## What needs to be done
Quote the listing from the line with "Patent image size: (1008, 990)." up to and including the line with "The gas Gs is at (142, 789).".
— START OF Source data —
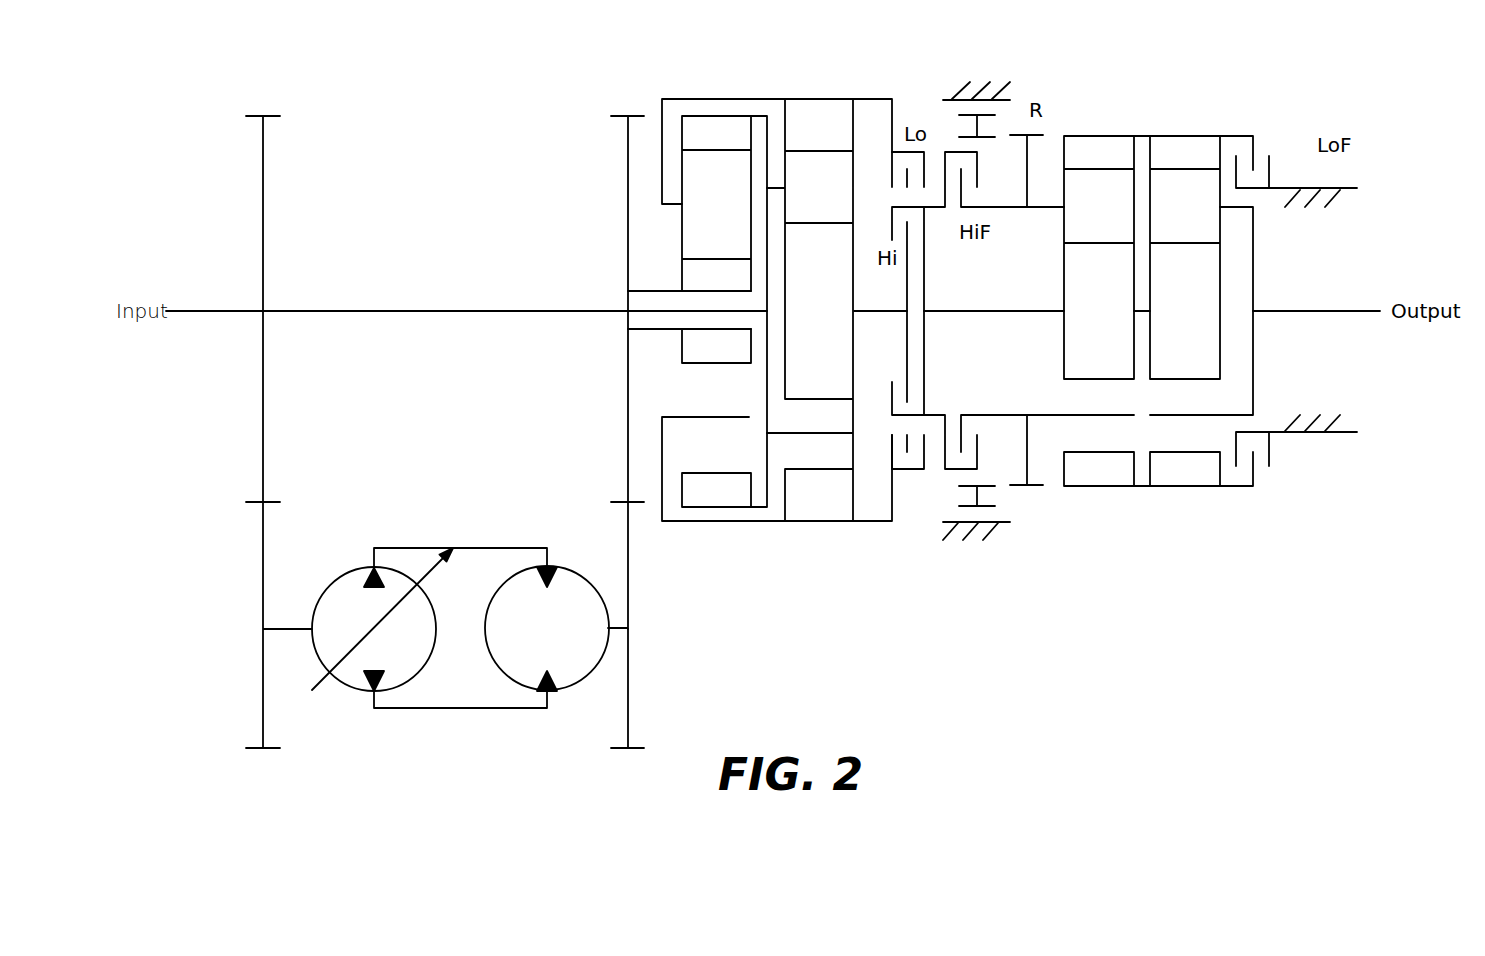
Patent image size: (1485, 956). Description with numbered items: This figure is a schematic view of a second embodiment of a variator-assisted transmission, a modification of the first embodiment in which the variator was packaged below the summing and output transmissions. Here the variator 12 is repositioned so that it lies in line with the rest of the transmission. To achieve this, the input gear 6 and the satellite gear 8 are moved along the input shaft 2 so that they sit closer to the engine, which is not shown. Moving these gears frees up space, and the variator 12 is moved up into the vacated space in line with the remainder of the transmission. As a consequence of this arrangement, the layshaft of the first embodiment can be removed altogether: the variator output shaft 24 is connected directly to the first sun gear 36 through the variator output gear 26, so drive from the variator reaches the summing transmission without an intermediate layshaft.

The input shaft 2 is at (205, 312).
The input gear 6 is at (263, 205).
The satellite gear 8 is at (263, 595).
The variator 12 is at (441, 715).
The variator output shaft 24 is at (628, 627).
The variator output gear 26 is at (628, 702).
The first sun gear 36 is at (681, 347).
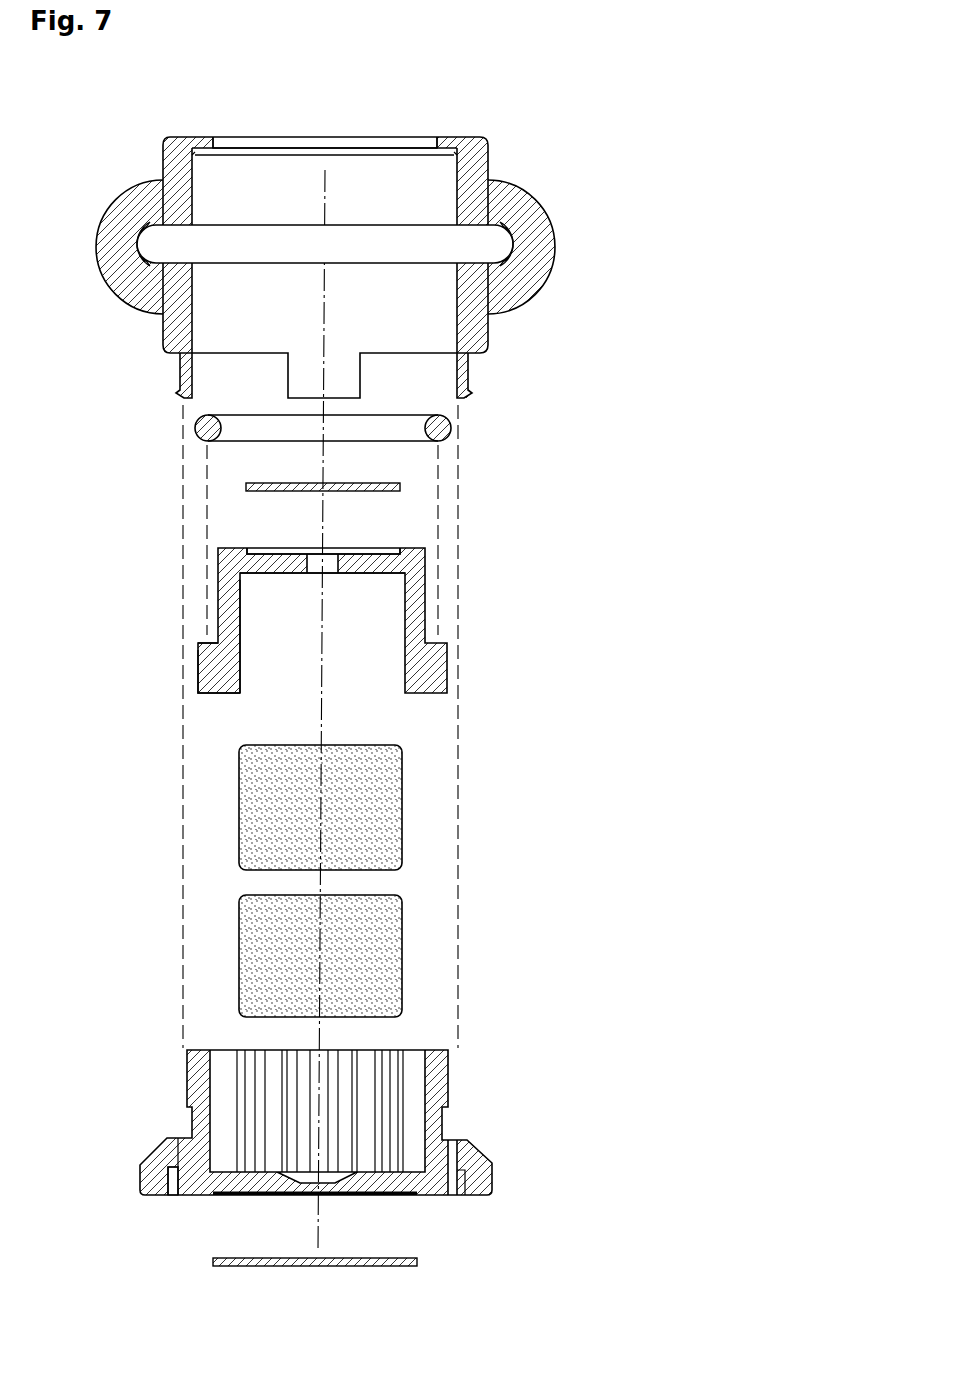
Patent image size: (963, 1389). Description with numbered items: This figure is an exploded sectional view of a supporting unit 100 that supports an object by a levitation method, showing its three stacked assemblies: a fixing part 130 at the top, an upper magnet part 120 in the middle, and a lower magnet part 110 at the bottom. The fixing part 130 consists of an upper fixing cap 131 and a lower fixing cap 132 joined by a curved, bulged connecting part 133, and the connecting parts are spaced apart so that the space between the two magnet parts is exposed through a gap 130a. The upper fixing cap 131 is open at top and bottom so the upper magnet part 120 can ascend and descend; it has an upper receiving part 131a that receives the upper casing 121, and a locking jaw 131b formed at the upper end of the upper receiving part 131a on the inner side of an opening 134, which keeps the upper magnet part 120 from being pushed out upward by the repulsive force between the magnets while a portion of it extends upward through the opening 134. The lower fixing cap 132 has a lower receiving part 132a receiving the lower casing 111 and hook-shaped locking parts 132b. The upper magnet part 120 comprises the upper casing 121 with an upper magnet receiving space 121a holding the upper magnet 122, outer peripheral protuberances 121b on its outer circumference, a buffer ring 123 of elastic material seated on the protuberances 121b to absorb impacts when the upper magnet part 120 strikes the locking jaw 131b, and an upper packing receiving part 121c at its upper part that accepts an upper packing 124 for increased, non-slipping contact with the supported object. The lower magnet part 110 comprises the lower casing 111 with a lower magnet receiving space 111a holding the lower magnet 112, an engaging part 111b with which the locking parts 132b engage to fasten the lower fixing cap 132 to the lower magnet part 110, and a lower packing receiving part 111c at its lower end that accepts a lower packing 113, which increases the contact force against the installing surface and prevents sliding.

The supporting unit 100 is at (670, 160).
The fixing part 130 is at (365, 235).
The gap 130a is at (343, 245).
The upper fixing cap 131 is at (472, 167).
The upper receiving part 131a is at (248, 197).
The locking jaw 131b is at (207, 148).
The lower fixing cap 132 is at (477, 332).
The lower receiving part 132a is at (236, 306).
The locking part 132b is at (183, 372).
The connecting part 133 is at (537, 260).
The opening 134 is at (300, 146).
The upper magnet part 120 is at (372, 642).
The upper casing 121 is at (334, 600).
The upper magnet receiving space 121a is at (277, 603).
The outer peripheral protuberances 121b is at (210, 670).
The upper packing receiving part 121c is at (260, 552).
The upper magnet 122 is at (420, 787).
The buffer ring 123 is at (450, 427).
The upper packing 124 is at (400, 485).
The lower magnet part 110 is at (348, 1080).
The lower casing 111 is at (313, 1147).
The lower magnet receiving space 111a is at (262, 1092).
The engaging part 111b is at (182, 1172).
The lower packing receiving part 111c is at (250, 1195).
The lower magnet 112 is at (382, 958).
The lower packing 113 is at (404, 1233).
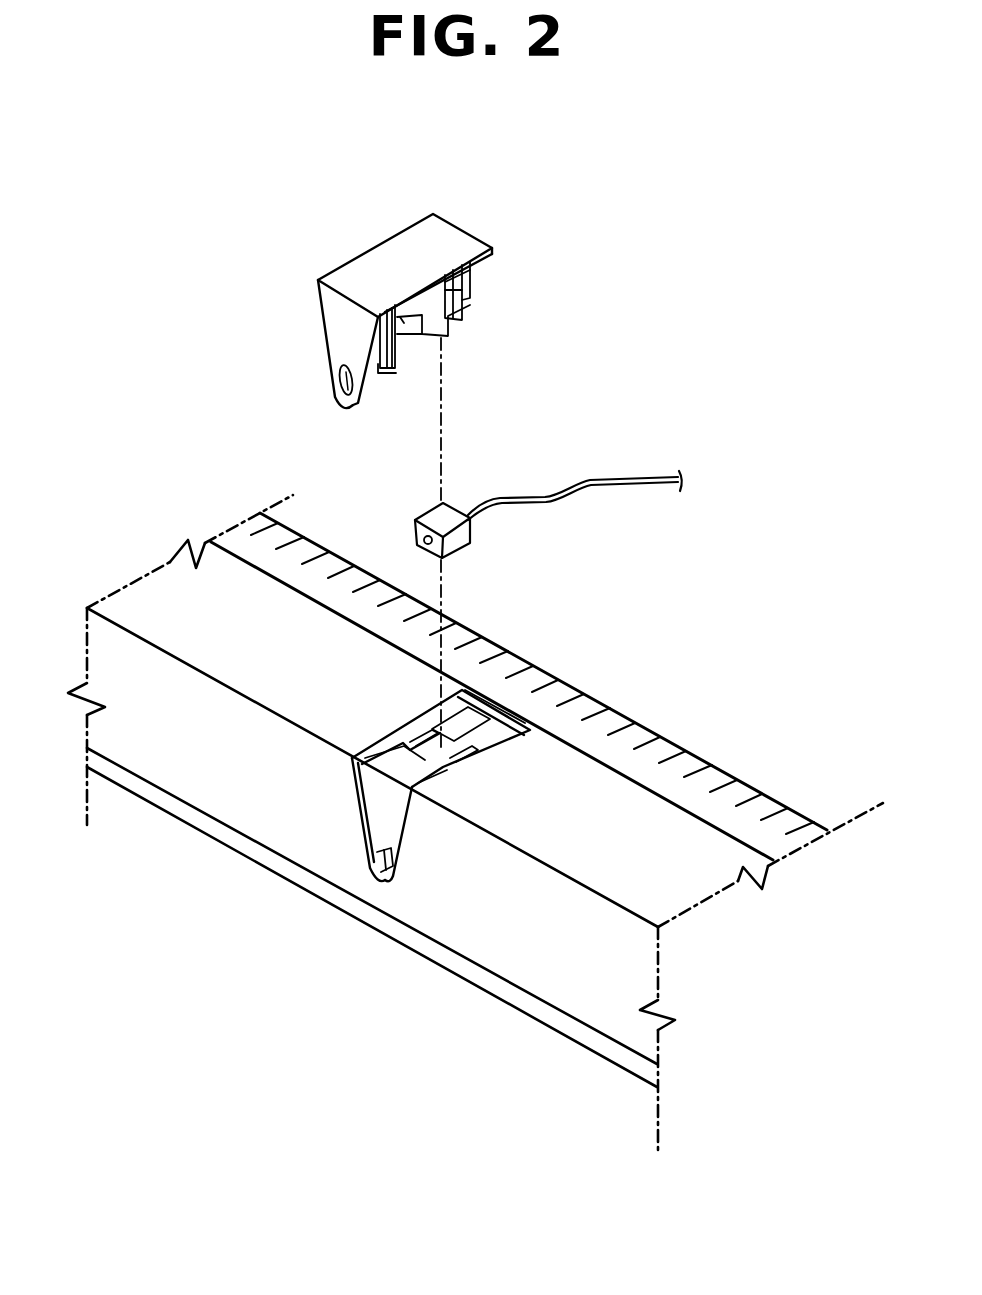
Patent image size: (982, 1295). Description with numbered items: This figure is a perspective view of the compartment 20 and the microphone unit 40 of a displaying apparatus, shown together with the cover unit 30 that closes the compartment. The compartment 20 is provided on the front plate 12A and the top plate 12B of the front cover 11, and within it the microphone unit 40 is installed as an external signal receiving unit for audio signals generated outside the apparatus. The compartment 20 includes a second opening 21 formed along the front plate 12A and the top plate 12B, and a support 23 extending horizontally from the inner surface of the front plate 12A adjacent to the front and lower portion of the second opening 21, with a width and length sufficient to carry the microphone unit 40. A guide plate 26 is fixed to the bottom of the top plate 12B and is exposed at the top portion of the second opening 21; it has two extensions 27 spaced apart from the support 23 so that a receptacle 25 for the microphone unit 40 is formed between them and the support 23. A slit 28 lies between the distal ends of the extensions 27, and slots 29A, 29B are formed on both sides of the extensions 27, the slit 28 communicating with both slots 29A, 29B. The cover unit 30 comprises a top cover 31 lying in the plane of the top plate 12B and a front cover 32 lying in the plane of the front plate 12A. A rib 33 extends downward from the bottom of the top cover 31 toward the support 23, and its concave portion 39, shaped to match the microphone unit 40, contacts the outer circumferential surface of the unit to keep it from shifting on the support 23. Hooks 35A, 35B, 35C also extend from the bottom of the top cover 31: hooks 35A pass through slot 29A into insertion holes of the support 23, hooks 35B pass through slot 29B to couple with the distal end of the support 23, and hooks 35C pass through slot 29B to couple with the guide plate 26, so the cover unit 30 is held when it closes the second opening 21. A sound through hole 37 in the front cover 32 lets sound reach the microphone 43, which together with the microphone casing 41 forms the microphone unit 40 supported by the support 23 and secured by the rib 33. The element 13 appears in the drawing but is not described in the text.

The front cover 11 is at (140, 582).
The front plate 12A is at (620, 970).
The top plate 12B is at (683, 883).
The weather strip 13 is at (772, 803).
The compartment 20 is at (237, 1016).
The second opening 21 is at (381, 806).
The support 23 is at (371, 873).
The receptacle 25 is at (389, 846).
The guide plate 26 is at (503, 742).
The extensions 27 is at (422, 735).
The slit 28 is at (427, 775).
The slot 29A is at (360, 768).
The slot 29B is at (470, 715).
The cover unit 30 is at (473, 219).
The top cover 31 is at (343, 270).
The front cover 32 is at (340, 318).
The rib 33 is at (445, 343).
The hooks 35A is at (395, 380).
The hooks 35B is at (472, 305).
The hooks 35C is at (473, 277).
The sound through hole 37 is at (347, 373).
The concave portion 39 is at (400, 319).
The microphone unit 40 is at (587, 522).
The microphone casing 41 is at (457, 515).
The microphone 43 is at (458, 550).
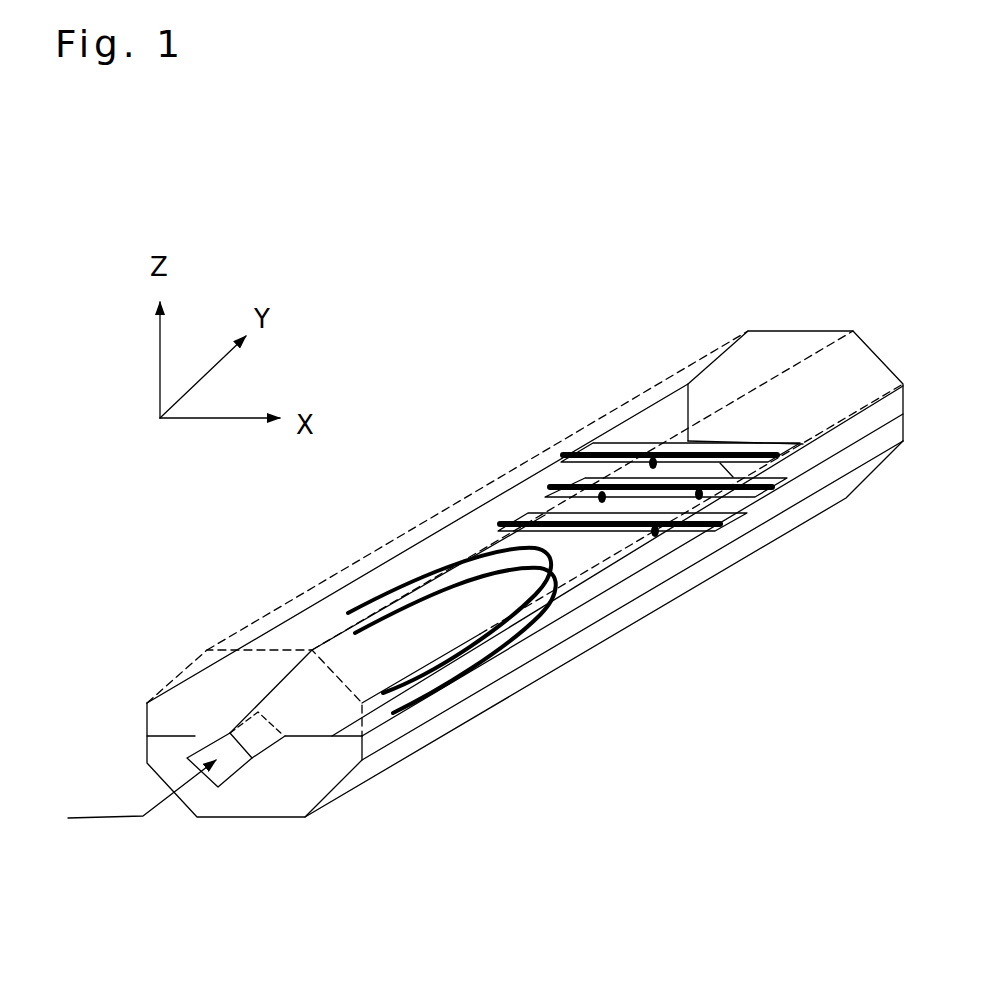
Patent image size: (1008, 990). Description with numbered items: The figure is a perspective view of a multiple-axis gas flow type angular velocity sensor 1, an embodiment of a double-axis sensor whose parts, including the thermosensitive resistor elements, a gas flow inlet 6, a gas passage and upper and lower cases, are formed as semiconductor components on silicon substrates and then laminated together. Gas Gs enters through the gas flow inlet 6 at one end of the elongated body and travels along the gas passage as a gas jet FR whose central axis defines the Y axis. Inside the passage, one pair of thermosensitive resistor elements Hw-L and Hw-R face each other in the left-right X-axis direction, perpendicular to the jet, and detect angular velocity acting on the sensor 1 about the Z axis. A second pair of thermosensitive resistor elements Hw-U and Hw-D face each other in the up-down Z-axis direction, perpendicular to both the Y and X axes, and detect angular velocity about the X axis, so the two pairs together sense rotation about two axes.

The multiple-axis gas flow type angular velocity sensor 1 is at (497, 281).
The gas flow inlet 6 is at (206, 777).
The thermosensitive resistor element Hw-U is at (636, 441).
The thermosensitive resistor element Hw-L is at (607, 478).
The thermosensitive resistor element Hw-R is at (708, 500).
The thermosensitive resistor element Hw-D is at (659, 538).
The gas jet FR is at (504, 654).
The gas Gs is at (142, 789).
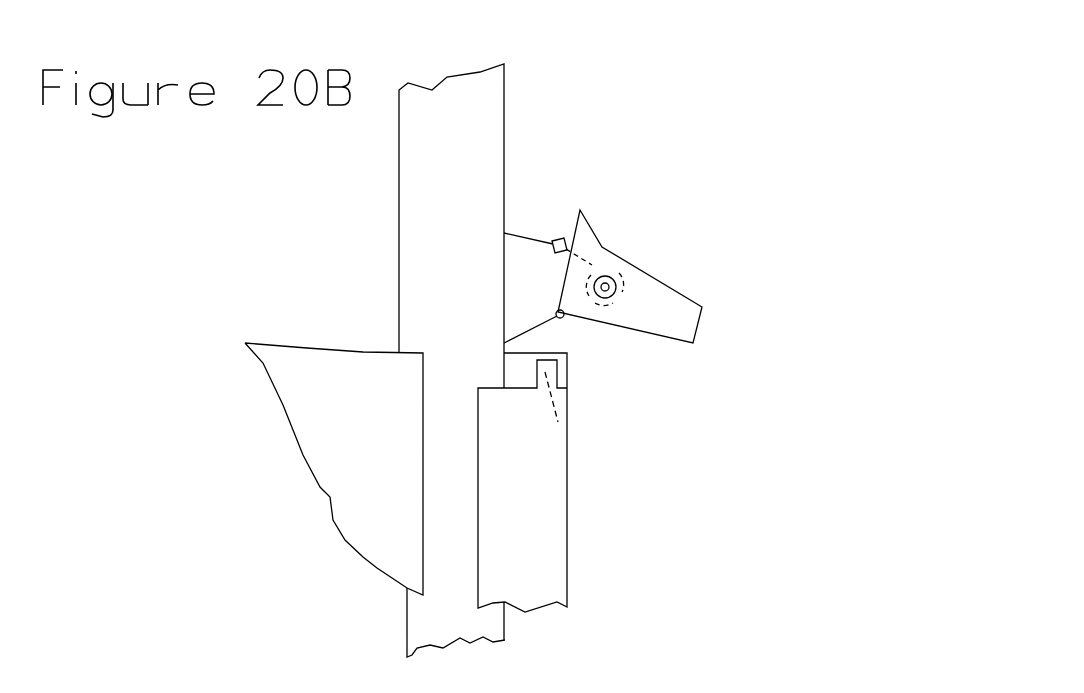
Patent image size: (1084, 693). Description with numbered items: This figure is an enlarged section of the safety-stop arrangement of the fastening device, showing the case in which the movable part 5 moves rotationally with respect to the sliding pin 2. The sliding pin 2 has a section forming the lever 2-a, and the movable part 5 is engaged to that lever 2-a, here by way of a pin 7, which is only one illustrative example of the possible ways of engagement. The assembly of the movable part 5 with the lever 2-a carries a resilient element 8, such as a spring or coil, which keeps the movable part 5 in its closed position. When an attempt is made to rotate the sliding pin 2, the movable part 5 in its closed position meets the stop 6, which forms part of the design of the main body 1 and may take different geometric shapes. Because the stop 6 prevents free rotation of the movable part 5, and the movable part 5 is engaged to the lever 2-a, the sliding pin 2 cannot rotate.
— END OF Source data —
## Complete response
Patent image size: (1008, 990). Description with numbered items: The figure is a perspective view of a multiple-axis gas flow type angular velocity sensor 1, an embodiment of a double-axis sensor whose parts, including the thermosensitive resistor elements, a gas flow inlet 6, a gas passage and upper and lower cases, are formed as semiconductor components on silicon substrates and then laminated together. Gas Gs enters through the gas flow inlet 6 at one end of the elongated body and travels along the gas passage as a gas jet FR whose central axis defines the Y axis. Inside the passage, one pair of thermosensitive resistor elements Hw-L and Hw-R face each other in the left-right X-axis direction, perpendicular to the jet, and detect angular velocity acting on the sensor 1 about the Z axis. A second pair of thermosensitive resistor elements Hw-U and Hw-D face each other in the up-down Z-axis direction, perpendicular to both the Y and X axes, and detect angular velocity about the X axis, so the two pairs together sense rotation about two axes.

The multiple-axis gas flow type angular velocity sensor 1 is at (497, 281).
The gas flow inlet 6 is at (206, 777).
The thermosensitive resistor element Hw-U is at (636, 441).
The thermosensitive resistor element Hw-L is at (607, 478).
The thermosensitive resistor element Hw-R is at (708, 500).
The thermosensitive resistor element Hw-D is at (659, 538).
The gas jet FR is at (504, 654).
The gas Gs is at (142, 789).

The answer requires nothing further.